◆ **Stated task**
Tally every line of the material that includes "Frequency", then give the tally and nothing else.

──────── Data provided ────────

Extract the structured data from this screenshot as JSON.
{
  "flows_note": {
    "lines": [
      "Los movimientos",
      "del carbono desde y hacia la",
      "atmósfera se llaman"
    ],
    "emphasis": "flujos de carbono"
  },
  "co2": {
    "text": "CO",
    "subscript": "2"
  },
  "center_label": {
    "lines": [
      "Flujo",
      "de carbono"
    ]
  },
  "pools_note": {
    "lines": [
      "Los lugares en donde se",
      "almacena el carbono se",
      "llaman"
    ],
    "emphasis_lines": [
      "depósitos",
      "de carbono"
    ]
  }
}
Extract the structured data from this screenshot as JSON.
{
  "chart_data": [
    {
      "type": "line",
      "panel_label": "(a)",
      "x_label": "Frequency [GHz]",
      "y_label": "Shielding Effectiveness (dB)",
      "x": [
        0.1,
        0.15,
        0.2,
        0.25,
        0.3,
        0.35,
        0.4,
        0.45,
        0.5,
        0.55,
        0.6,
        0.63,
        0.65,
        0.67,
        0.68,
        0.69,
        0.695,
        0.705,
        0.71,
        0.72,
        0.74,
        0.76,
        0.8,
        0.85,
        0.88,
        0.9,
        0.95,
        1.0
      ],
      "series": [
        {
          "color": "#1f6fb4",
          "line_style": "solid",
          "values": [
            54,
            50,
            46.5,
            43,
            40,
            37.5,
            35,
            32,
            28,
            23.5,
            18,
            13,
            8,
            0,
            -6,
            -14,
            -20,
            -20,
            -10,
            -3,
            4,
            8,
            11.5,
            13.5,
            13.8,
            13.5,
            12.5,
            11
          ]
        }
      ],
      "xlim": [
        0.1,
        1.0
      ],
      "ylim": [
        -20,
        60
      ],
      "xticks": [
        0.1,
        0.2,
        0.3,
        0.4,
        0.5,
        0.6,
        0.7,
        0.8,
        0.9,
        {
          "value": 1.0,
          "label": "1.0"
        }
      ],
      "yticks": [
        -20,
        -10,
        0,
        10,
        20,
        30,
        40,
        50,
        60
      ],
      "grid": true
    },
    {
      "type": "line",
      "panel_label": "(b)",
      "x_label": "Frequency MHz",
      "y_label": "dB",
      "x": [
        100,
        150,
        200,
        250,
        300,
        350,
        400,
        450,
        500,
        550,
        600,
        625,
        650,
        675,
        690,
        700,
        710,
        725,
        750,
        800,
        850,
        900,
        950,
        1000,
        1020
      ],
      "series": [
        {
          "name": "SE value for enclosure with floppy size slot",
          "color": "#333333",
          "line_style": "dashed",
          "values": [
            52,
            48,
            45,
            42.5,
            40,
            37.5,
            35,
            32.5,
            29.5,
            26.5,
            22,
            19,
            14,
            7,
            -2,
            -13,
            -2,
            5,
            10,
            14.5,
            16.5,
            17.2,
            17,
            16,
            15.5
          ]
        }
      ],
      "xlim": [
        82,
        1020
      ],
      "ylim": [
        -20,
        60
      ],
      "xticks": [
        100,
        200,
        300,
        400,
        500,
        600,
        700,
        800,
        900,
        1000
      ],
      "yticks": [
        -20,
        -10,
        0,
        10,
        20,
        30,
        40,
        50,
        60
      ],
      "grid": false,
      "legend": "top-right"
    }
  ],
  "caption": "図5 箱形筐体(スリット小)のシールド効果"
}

────────

◆ **Solution to this exercise**
2